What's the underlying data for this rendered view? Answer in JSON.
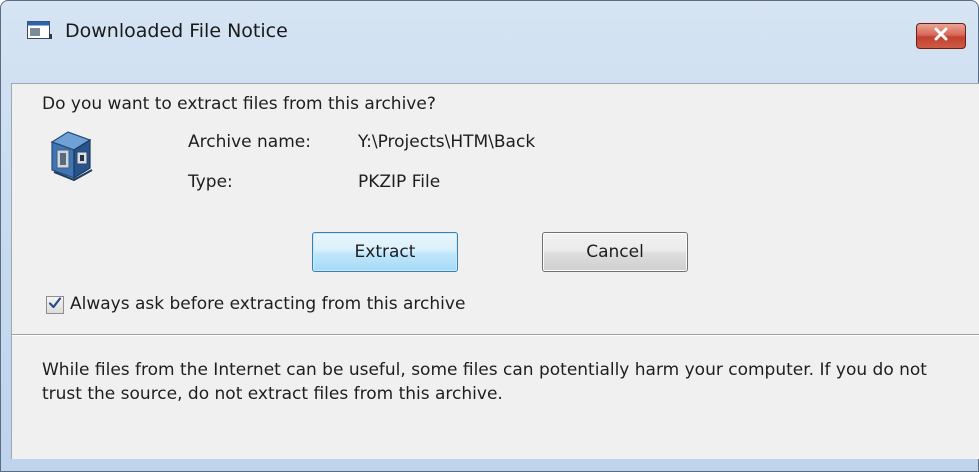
{
  "window": {
    "title": "Downloaded File Notice",
    "close_symbol": "✕",
    "app_icon": "archive-window-icon",
    "close_icon": "close-icon"
  },
  "dialog": {
    "question": "Do you want to extract files from this archive?",
    "archive_icon": "zip-archive-icon",
    "fields": {
      "archive_name_label": "Archive name:",
      "archive_name_value": "Y:\\Projects\\HTM\\Back",
      "type_label": "Type:",
      "type_value": "PKZIP File"
    },
    "buttons": {
      "extract": "Extract",
      "cancel": "Cancel"
    },
    "checkbox": {
      "label": "Always ask before extracting from this archive",
      "checked": true,
      "check_symbol": "✓"
    },
    "notice": "While files from the Internet can be useful, some files can potentially harm your computer. If you do not trust the source, do not extract files from this archive."
  },
  "colors": {
    "titlebar": "#c9dcf0",
    "close_button": "#c2412f",
    "client_bg": "#f0f0f0",
    "default_button_border": "#3c7fb1"
  }
}
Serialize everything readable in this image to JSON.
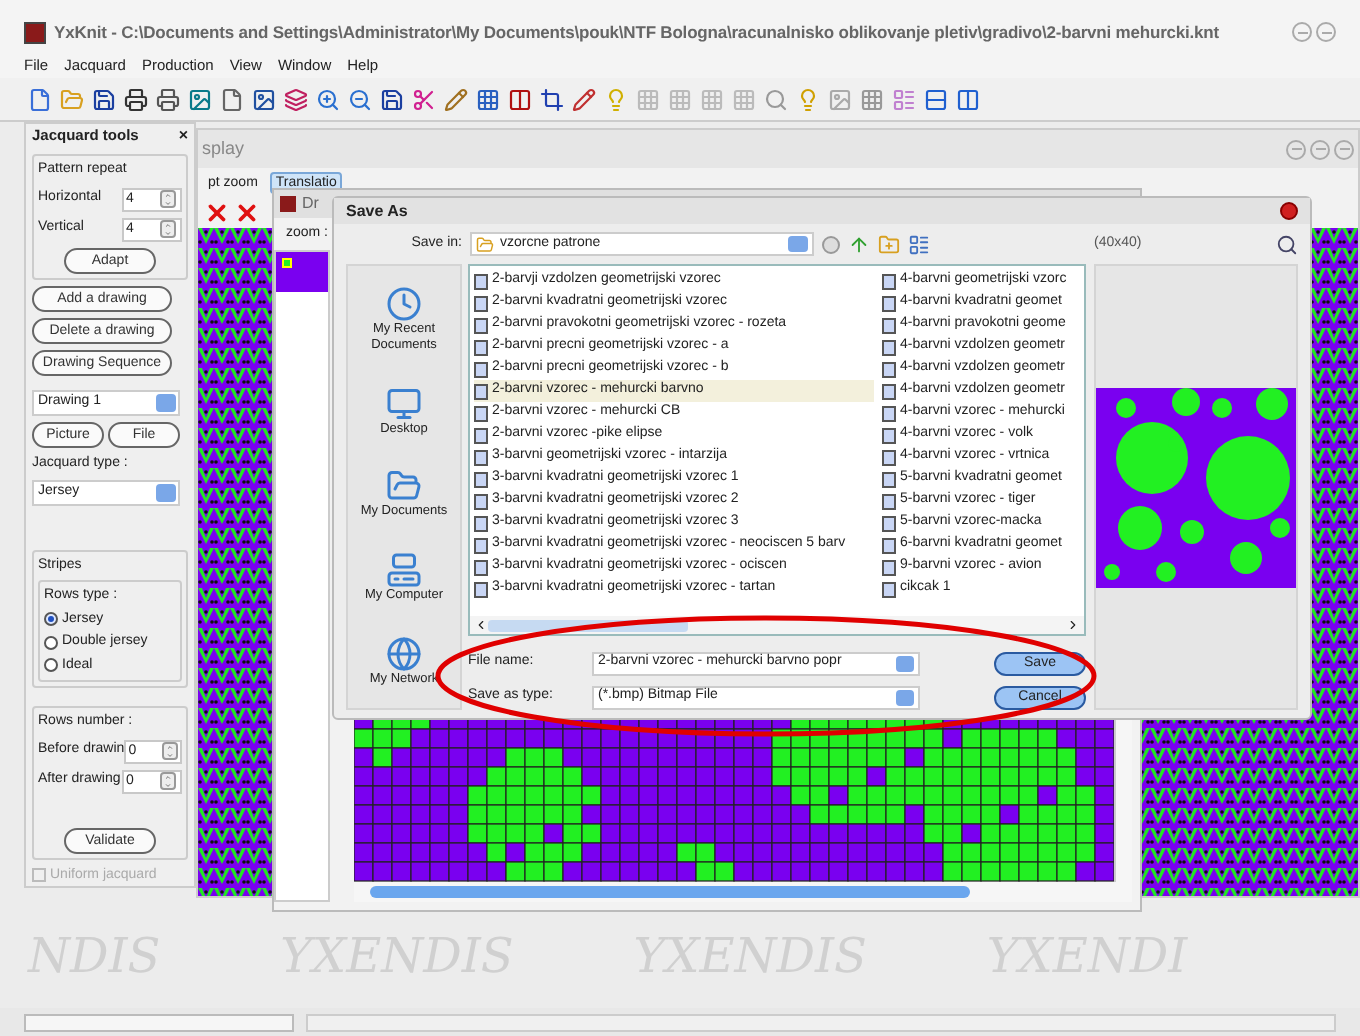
{
  "window": {
    "title": "YxKnit - C:\\Documents and Settings\\Administrator\\My Documents\\pouk\\NTF Bologna\\racunalnisko oblikovanje pletiv\\gradivo\\2-barvni mehurcki.knt"
  },
  "menu": [
    "File",
    "Jacquard",
    "Production",
    "View",
    "Window",
    "Help"
  ],
  "jacquard_tools": {
    "title": "Jacquard tools",
    "close": "×",
    "pattern_repeat": "Pattern repeat",
    "horizontal": {
      "label": "Horizontal",
      "value": "4"
    },
    "vertical": {
      "label": "Vertical",
      "value": "4"
    },
    "adapt": "Adapt",
    "buttons": [
      "Add a drawing",
      "Delete a drawing",
      "Drawing Sequence"
    ],
    "drawing": "Drawing 1",
    "picture": "Picture",
    "file": "File",
    "jacquard_type_label": "Jacquard type :",
    "jacquard_type": "Jersey",
    "stripes": "Stripes",
    "rows_type": "Rows type :",
    "options": [
      {
        "label": "Jersey",
        "selected": true
      },
      {
        "label": "Double jersey",
        "selected": false
      },
      {
        "label": "Ideal",
        "selected": false
      }
    ],
    "rows_number": "Rows number :",
    "before": {
      "label": "Before drawin",
      "value": "0"
    },
    "after": {
      "label": "After drawing",
      "value": "0"
    },
    "validate": "Validate",
    "uniform": {
      "label": "Uniform jacquard",
      "checked": false,
      "disabled": true
    }
  },
  "display_window": {
    "title": "splay",
    "tabs": [
      {
        "label": "pt zoom",
        "selected": false
      },
      {
        "label": "Translatio",
        "selected": true
      }
    ]
  },
  "drawing_window": {
    "title": "Dr",
    "zoom_label": "zoom :"
  },
  "save_as": {
    "title": "Save As",
    "save_in_label": "Save in:",
    "save_in": "vzorcne patrone",
    "preview_size": "(40x40)",
    "places": [
      "My Recent Documents",
      "Desktop",
      "My Documents",
      "My Computer",
      "My Network"
    ],
    "files_left": [
      {
        "name": "2-barvji vzdolzen geometrijski vzorec",
        "selected": false
      },
      {
        "name": "2-barvni kvadratni geometrijski vzorec",
        "selected": false
      },
      {
        "name": "2-barvni pravokotni geometrijski vzorec - rozeta",
        "selected": false
      },
      {
        "name": "2-barvni precni geometrijski vzorec - a",
        "selected": false
      },
      {
        "name": "2-barvni precni geometrijski vzorec - b",
        "selected": false
      },
      {
        "name": "2-barvni vzorec - mehurcki barvno",
        "selected": true
      },
      {
        "name": "2-barvni vzorec - mehurcki CB",
        "selected": false
      },
      {
        "name": "2-barvni vzorec -pike elipse",
        "selected": false
      },
      {
        "name": "3-barvni geometrijski vzorec - intarzija",
        "selected": false
      },
      {
        "name": "3-barvni kvadratni geometrijski vzorec 1",
        "selected": false
      },
      {
        "name": "3-barvni kvadratni geometrijski vzorec 2",
        "selected": false
      },
      {
        "name": "3-barvni kvadratni geometrijski vzorec 3",
        "selected": false
      },
      {
        "name": "3-barvni kvadratni geometrijski vzorec - neociscen 5 barv",
        "selected": false
      },
      {
        "name": "3-barvni kvadratni geometrijski vzorec - ociscen",
        "selected": false
      },
      {
        "name": "3-barvni kvadratni geometrijski vzorec - tartan",
        "selected": false
      }
    ],
    "files_right": [
      {
        "name": "4-barvni geometrijski vzorc",
        "selected": false
      },
      {
        "name": "4-barvni kvadratni geomet",
        "selected": false
      },
      {
        "name": "4-barvni pravokotni geome",
        "selected": false
      },
      {
        "name": "4-barvni vzdolzen geometr",
        "selected": false
      },
      {
        "name": "4-barvni vzdolzen geometr",
        "selected": false
      },
      {
        "name": "4-barvni vzdolzen geometr",
        "selected": false
      },
      {
        "name": "4-barvni vzorec - mehurcki",
        "selected": false
      },
      {
        "name": "4-barvni vzorec - volk",
        "selected": false
      },
      {
        "name": "4-barvni vzorec - vrtnica",
        "selected": false
      },
      {
        "name": "5-barvni kvadratni geomet",
        "selected": false
      },
      {
        "name": "5-barvni vzorec - tiger",
        "selected": false
      },
      {
        "name": "5-barvni vzorec-macka",
        "selected": false
      },
      {
        "name": "6-barvni kvadratni geomet",
        "selected": false
      },
      {
        "name": "9-barvni vzorec - avion",
        "selected": false
      },
      {
        "name": "cikcak 1",
        "selected": false
      }
    ],
    "file_name_label": "File name:",
    "file_name": "2-barvni vzorec - mehurcki barvno popr",
    "type_label": "Save as type:",
    "type": "(*.bmp) Bitmap File",
    "save": "Save",
    "cancel": "Cancel"
  },
  "background_logo": [
    "NDIS",
    "YXENDIS",
    "YXENDIS",
    "YXENDI"
  ]
}
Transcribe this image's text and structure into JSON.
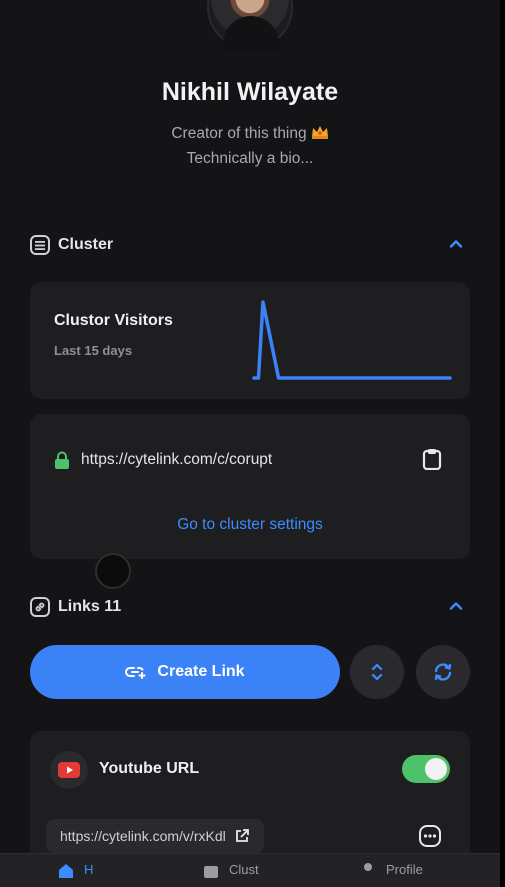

----------

- **Do this**: Reproduce all of the material above word for word. Omit the pictures.

- **Task result**:
What's the underlying data for this rendered view? Answer in JSON.
{
  "window": {
    "title": "Downloaded File Notice",
    "close_symbol": "✕",
    "app_icon": "archive-window-icon",
    "close_icon": "close-icon"
  },
  "dialog": {
    "question": "Do you want to extract files from this archive?",
    "archive_icon": "zip-archive-icon",
    "fields": {
      "archive_name_label": "Archive name:",
      "archive_name_value": "Y:\\Projects\\HTM\\Back",
      "type_label": "Type:",
      "type_value": "PKZIP File"
    },
    "buttons": {
      "extract": "Extract",
      "cancel": "Cancel"
    },
    "checkbox": {
      "label": "Always ask before extracting from this archive",
      "checked": true,
      "check_symbol": "✓"
    },
    "notice": "While files from the Internet can be useful, some files can potentially harm your computer. If you do not trust the source, do not extract files from this archive."
  },
  "colors": {
    "titlebar": "#c9dcf0",
    "close_button": "#c2412f",
    "client_bg": "#f0f0f0",
    "default_button_border": "#3c7fb1"
  }
}
Serialize everything readable in this image to JSON.
{
  "window": {
    "title": "YxKnit - C:\\Documents and Settings\\Administrator\\My Documents\\pouk\\NTF Bologna\\racunalnisko oblikovanje pletiv\\gradivo\\2-barvni mehurcki.knt"
  },
  "menu": [
    "File",
    "Jacquard",
    "Production",
    "View",
    "Window",
    "Help"
  ],
  "jacquard_tools": {
    "title": "Jacquard tools",
    "close": "×",
    "pattern_repeat": "Pattern repeat",
    "horizontal": {
      "label": "Horizontal",
      "value": "4"
    },
    "vertical": {
      "label": "Vertical",
      "value": "4"
    },
    "adapt": "Adapt",
    "buttons": [
      "Add a drawing",
      "Delete a drawing",
      "Drawing Sequence"
    ],
    "drawing": "Drawing 1",
    "picture": "Picture",
    "file": "File",
    "jacquard_type_label": "Jacquard type :",
    "jacquard_type": "Jersey",
    "stripes": "Stripes",
    "rows_type": "Rows type :",
    "options": [
      {
        "label": "Jersey",
        "selected": true
      },
      {
        "label": "Double jersey",
        "selected": false
      },
      {
        "label": "Ideal",
        "selected": false
      }
    ],
    "rows_number": "Rows number :",
    "before": {
      "label": "Before drawin",
      "value": "0"
    },
    "after": {
      "label": "After drawing",
      "value": "0"
    },
    "validate": "Validate",
    "uniform": {
      "label": "Uniform jacquard",
      "checked": false,
      "disabled": true
    }
  },
  "display_window": {
    "title": "splay",
    "tabs": [
      {
        "label": "pt zoom",
        "selected": false
      },
      {
        "label": "Translatio",
        "selected": true
      }
    ]
  },
  "drawing_window": {
    "title": "Dr",
    "zoom_label": "zoom :"
  },
  "save_as": {
    "title": "Save As",
    "save_in_label": "Save in:",
    "save_in": "vzorcne patrone",
    "preview_size": "(40x40)",
    "places": [
      "My Recent Documents",
      "Desktop",
      "My Documents",
      "My Computer",
      "My Network"
    ],
    "files_left": [
      {
        "name": "2-barvji vzdolzen geometrijski vzorec",
        "selected": false
      },
      {
        "name": "2-barvni kvadratni geometrijski vzorec",
        "selected": false
      },
      {
        "name": "2-barvni pravokotni geometrijski vzorec - rozeta",
        "selected": false
      },
      {
        "name": "2-barvni precni geometrijski vzorec - a",
        "selected": false
      },
      {
        "name": "2-barvni precni geometrijski vzorec - b",
        "selected": false
      },
      {
        "name": "2-barvni vzorec - mehurcki barvno",
        "selected": true
      },
      {
        "name": "2-barvni vzorec - mehurcki CB",
        "selected": false
      },
      {
        "name": "2-barvni vzorec -pike elipse",
        "selected": false
      },
      {
        "name": "3-barvni geometrijski vzorec - intarzija",
        "selected": false
      },
      {
        "name": "3-barvni kvadratni geometrijski vzorec 1",
        "selected": false
      },
      {
        "name": "3-barvni kvadratni geometrijski vzorec 2",
        "selected": false
      },
      {
        "name": "3-barvni kvadratni geometrijski vzorec 3",
        "selected": false
      },
      {
        "name": "3-barvni kvadratni geometrijski vzorec - neociscen 5 barv",
        "selected": false
      },
      {
        "name": "3-barvni kvadratni geometrijski vzorec - ociscen",
        "selected": false
      },
      {
        "name": "3-barvni kvadratni geometrijski vzorec - tartan",
        "selected": false
      }
    ],
    "files_right": [
      {
        "name": "4-barvni geometrijski vzorc",
        "selected": false
      },
      {
        "name": "4-barvni kvadratni geomet",
        "selected": false
      },
      {
        "name": "4-barvni pravokotni geome",
        "selected": false
      },
      {
        "name": "4-barvni vzdolzen geometr",
        "selected": false
      },
      {
        "name": "4-barvni vzdolzen geometr",
        "selected": false
      },
      {
        "name": "4-barvni vzdolzen geometr",
        "selected": false
      },
      {
        "name": "4-barvni vzorec - mehurcki",
        "selected": false
      },
      {
        "name": "4-barvni vzorec - volk",
        "selected": false
      },
      {
        "name": "4-barvni vzorec - vrtnica",
        "selected": false
      },
      {
        "name": "5-barvni kvadratni geomet",
        "selected": false
      },
      {
        "name": "5-barvni vzorec - tiger",
        "selected": false
      },
      {
        "name": "5-barvni vzorec-macka",
        "selected": false
      },
      {
        "name": "6-barvni kvadratni geomet",
        "selected": false
      },
      {
        "name": "9-barvni vzorec - avion",
        "selected": false
      },
      {
        "name": "cikcak 1",
        "selected": false
      }
    ],
    "file_name_label": "File name:",
    "file_name": "2-barvni vzorec - mehurcki barvno popr",
    "type_label": "Save as type:",
    "type": "(*.bmp) Bitmap File",
    "save": "Save",
    "cancel": "Cancel"
  },
  "background_logo": [
    "NDIS",
    "YXENDIS",
    "YXENDIS",
    "YXENDI"
  ]
}
Transcribe this image's text and structure into JSON.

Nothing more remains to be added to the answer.